Data section –

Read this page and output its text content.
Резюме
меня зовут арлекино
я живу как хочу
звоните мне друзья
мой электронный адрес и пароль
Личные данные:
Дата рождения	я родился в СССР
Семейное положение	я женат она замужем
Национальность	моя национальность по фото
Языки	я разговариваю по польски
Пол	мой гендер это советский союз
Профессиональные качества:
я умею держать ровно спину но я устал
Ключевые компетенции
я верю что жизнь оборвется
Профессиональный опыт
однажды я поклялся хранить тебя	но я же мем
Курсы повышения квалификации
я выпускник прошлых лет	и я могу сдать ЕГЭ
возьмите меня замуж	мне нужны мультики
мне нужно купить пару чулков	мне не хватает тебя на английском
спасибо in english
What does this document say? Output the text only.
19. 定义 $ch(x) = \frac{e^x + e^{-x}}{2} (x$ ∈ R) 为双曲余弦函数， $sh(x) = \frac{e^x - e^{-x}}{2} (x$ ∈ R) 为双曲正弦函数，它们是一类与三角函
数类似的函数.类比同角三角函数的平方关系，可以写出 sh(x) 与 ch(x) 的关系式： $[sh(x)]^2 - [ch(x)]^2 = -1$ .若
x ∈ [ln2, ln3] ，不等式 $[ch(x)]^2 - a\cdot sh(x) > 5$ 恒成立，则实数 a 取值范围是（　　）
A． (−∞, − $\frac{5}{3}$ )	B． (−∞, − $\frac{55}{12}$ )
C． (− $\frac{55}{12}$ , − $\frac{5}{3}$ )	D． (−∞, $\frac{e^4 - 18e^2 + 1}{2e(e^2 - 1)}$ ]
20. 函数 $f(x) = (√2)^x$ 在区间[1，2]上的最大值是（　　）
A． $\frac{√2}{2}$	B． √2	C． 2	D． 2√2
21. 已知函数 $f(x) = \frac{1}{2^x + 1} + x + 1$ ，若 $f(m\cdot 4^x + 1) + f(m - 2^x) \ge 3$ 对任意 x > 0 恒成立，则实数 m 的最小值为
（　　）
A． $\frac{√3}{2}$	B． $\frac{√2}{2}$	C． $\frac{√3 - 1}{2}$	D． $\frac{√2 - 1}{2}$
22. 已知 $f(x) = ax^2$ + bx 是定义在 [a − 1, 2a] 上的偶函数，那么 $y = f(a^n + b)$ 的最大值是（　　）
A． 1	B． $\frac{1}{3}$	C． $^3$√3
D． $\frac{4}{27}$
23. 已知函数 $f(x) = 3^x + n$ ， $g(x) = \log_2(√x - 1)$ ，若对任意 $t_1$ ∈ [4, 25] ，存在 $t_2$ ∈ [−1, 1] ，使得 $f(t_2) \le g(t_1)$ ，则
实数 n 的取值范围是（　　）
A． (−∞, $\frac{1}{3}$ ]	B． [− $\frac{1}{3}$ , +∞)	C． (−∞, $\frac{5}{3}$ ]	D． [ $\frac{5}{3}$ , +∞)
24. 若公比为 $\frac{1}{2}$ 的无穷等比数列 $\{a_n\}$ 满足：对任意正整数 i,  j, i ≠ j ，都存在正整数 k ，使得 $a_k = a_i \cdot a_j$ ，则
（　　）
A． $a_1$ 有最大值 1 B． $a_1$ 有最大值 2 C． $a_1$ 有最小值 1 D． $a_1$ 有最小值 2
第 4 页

The task –
Among the entries above, how many lines hold the string "已知函数"? Respond with nothing but the number.

Final result –
2